- [Challenge]: Could you copy, word for word, only the lines from the one containing "Decode this image" through the last line of the records below, both included?
--- start Dataset rows ---
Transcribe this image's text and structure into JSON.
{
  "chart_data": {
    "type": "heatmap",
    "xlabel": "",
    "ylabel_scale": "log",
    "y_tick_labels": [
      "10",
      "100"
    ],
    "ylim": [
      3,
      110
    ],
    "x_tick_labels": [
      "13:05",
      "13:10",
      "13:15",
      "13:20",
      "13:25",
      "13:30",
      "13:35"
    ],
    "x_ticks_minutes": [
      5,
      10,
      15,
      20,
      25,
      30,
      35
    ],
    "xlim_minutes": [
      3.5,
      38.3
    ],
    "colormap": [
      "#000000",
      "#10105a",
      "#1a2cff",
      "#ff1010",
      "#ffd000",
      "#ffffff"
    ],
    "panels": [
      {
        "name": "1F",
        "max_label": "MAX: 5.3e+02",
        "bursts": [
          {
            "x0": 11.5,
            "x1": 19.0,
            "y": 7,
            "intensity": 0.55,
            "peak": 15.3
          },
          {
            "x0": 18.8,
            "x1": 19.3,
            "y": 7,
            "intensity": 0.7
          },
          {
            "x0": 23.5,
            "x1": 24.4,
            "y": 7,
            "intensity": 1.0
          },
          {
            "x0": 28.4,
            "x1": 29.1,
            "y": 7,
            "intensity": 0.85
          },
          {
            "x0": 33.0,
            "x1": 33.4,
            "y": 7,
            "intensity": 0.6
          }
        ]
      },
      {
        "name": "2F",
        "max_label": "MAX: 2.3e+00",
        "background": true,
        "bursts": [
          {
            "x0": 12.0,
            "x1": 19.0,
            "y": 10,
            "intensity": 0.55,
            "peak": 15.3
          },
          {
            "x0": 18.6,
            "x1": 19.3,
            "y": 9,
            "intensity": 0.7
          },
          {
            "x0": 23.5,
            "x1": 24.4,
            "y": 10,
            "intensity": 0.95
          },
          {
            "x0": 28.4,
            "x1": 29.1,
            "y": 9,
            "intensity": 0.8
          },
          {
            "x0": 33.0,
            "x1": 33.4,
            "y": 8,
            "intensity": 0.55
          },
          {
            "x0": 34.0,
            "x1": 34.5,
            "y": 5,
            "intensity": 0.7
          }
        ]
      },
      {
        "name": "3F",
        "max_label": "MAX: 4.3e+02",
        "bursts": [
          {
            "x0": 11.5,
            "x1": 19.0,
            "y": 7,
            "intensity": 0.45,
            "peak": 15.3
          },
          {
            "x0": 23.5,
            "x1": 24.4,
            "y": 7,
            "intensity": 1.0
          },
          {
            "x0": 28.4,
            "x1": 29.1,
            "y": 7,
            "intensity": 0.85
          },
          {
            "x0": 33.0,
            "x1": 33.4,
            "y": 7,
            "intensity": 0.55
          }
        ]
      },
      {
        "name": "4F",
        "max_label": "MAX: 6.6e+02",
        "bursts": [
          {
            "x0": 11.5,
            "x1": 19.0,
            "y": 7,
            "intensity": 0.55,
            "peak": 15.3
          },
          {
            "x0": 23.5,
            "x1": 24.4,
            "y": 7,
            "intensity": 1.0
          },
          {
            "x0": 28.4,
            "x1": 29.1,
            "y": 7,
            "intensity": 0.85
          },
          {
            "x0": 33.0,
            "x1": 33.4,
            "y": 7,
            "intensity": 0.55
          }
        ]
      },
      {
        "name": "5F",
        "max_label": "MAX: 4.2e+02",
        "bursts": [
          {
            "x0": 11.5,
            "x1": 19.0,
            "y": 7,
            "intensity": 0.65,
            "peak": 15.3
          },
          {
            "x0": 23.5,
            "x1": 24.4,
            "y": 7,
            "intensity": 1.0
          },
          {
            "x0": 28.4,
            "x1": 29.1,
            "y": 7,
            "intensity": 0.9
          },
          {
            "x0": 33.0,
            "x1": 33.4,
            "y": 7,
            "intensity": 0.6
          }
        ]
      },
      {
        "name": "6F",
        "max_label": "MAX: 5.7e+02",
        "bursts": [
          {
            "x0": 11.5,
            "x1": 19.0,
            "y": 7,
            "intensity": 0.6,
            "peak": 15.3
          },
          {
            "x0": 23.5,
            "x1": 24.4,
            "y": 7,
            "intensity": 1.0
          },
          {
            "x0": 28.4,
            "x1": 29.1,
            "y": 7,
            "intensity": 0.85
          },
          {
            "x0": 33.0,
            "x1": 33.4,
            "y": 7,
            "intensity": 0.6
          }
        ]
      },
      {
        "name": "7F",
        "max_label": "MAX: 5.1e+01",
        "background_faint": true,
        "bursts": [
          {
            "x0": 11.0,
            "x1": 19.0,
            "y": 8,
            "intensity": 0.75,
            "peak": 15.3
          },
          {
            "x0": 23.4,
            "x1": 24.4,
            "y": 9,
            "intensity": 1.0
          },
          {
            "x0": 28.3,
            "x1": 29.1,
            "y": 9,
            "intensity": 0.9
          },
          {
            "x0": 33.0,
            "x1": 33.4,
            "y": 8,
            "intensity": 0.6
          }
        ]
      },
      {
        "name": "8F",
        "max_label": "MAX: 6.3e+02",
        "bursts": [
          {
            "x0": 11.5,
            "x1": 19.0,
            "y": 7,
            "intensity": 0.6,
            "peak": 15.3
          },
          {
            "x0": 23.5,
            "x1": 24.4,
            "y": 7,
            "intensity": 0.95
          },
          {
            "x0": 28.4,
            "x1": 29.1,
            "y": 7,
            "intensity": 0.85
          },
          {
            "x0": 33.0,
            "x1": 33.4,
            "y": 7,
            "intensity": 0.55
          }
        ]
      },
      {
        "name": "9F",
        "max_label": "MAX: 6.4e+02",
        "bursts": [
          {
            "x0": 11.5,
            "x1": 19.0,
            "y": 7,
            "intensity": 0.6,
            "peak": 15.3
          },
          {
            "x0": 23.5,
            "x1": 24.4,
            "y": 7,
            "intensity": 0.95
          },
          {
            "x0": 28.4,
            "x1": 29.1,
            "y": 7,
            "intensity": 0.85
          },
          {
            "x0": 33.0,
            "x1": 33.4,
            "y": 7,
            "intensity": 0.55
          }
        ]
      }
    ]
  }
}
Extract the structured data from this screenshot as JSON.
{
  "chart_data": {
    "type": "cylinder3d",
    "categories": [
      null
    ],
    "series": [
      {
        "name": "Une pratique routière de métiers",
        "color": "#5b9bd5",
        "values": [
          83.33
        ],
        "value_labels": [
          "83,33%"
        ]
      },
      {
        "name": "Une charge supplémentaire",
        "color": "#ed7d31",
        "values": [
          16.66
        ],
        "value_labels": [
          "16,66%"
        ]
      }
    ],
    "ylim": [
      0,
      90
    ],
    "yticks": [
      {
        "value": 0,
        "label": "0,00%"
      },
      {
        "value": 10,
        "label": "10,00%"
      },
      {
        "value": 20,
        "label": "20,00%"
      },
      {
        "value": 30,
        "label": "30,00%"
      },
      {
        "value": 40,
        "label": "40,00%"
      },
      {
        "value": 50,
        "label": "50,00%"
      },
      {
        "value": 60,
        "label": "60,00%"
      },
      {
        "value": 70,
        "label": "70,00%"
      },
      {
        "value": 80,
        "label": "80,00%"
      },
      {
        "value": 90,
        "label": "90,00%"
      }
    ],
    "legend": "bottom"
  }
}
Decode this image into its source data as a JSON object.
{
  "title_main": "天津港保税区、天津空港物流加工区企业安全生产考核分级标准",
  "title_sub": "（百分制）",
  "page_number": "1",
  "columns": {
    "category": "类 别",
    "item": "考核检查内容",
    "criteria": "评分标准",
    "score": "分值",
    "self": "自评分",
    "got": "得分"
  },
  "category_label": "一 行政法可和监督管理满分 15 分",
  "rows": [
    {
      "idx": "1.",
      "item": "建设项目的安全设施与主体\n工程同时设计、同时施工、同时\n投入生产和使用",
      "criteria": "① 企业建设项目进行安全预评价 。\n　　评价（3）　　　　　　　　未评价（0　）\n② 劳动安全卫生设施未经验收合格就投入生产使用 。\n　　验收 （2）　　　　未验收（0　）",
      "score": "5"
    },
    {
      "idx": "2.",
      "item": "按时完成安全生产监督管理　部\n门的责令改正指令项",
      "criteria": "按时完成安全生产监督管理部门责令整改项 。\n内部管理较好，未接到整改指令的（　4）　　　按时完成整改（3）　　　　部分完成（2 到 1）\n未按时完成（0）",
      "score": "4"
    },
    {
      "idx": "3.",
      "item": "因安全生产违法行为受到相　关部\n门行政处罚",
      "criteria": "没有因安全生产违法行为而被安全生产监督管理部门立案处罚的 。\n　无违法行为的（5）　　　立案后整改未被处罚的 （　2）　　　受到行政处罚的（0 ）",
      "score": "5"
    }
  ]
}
--- end Dataset rows ---
- [Result of the task]:
Decode this image into its source data as a JSON object.
{
  "title_main": "天津港保税区、天津空港物流加工区企业安全生产考核分级标准",
  "title_sub": "（百分制）",
  "page_number": "1",
  "columns": {
    "category": "类 别",
    "item": "考核检查内容",
    "criteria": "评分标准",
    "score": "分值",
    "self": "自评分",
    "got": "得分"
  },
  "category_label": "一 行政法可和监督管理满分 15 分",
  "rows": [
    {
      "idx": "1.",
      "item": "建设项目的安全设施与主体\n工程同时设计、同时施工、同时\n投入生产和使用",
      "criteria": "① 企业建设项目进行安全预评价 。\n　　评价（3）　　　　　　　　未评价（0　）\n② 劳动安全卫生设施未经验收合格就投入生产使用 。\n　　验收 （2）　　　　未验收（0　）",
      "score": "5"
    },
    {
      "idx": "2.",
      "item": "按时完成安全生产监督管理　部\n门的责令改正指令项",
      "criteria": "按时完成安全生产监督管理部门责令整改项 。\n内部管理较好，未接到整改指令的（　4）　　　按时完成整改（3）　　　　部分完成（2 到 1）\n未按时完成（0）",
      "score": "4"
    },
    {
      "idx": "3.",
      "item": "因安全生产违法行为受到相　关部\n门行政处罚",
      "criteria": "没有因安全生产违法行为而被安全生产监督管理部门立案处罚的 。\n　无违法行为的（5）　　　立案后整改未被处罚的 （　2）　　　受到行政处罚的（0 ）",
      "score": "5"
    }
  ]
}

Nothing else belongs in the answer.